PROBLEM: Make an exact copy of the lines, leaving the pictures out.

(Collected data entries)
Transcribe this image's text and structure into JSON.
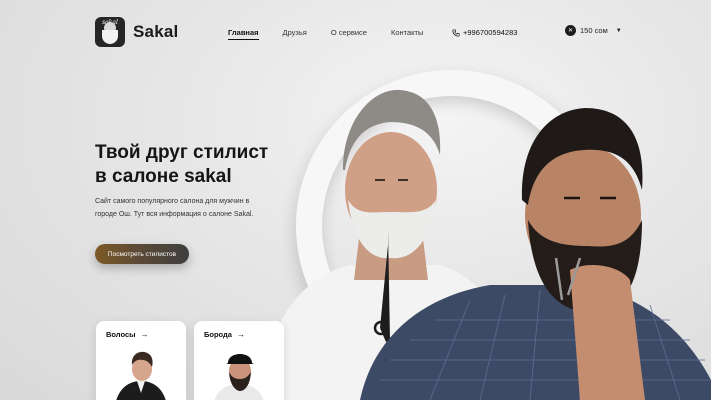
{
  "brand": {
    "logo_script": "sakal",
    "name": "Sakal"
  },
  "nav": {
    "items": [
      {
        "label": "Главная",
        "active": true
      },
      {
        "label": "Друзья",
        "active": false
      },
      {
        "label": "О сервисе",
        "active": false
      },
      {
        "label": "Контакты",
        "active": false
      }
    ],
    "phone": "+996700594283"
  },
  "currency": {
    "value": "150 сом",
    "icon": "currency-icon"
  },
  "hero": {
    "title_line1": "Твой друг стилист",
    "title_line2": "в салоне sakal",
    "description": "Сайт самого популярного салона для мужчин в городе Ош. Тут вся информация о салоне Sakal.",
    "cta_label": "Посмотреть стилистов"
  },
  "cards": [
    {
      "label": "Волосы",
      "arrow": "→"
    },
    {
      "label": "Борода",
      "arrow": "→"
    }
  ],
  "colors": {
    "cta_gold": "#7d5a26",
    "cta_dark": "#3e3e3e",
    "background": "#e6e6e6"
  }
}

REPLY TO THE TASK:
Transcribe this image's text and structure into JSON.
{
  "brand": {
    "logo_script": "sakal",
    "name": "Sakal"
  },
  "nav": {
    "items": [
      {
        "label": "Главная",
        "active": true
      },
      {
        "label": "Друзья",
        "active": false
      },
      {
        "label": "О сервисе",
        "active": false
      },
      {
        "label": "Контакты",
        "active": false
      }
    ],
    "phone": "+996700594283"
  },
  "currency": {
    "value": "150 сом",
    "icon": "currency-icon"
  },
  "hero": {
    "title_line1": "Твой друг стилист",
    "title_line2": "в салоне sakal",
    "description": "Сайт самого популярного салона для мужчин в городе Ош. Тут вся информация о салоне Sakal.",
    "cta_label": "Посмотреть стилистов"
  },
  "cards": [
    {
      "label": "Волосы",
      "arrow": "→"
    },
    {
      "label": "Борода",
      "arrow": "→"
    }
  ],
  "colors": {
    "cta_gold": "#7d5a26",
    "cta_dark": "#3e3e3e",
    "background": "#e6e6e6"
  }
}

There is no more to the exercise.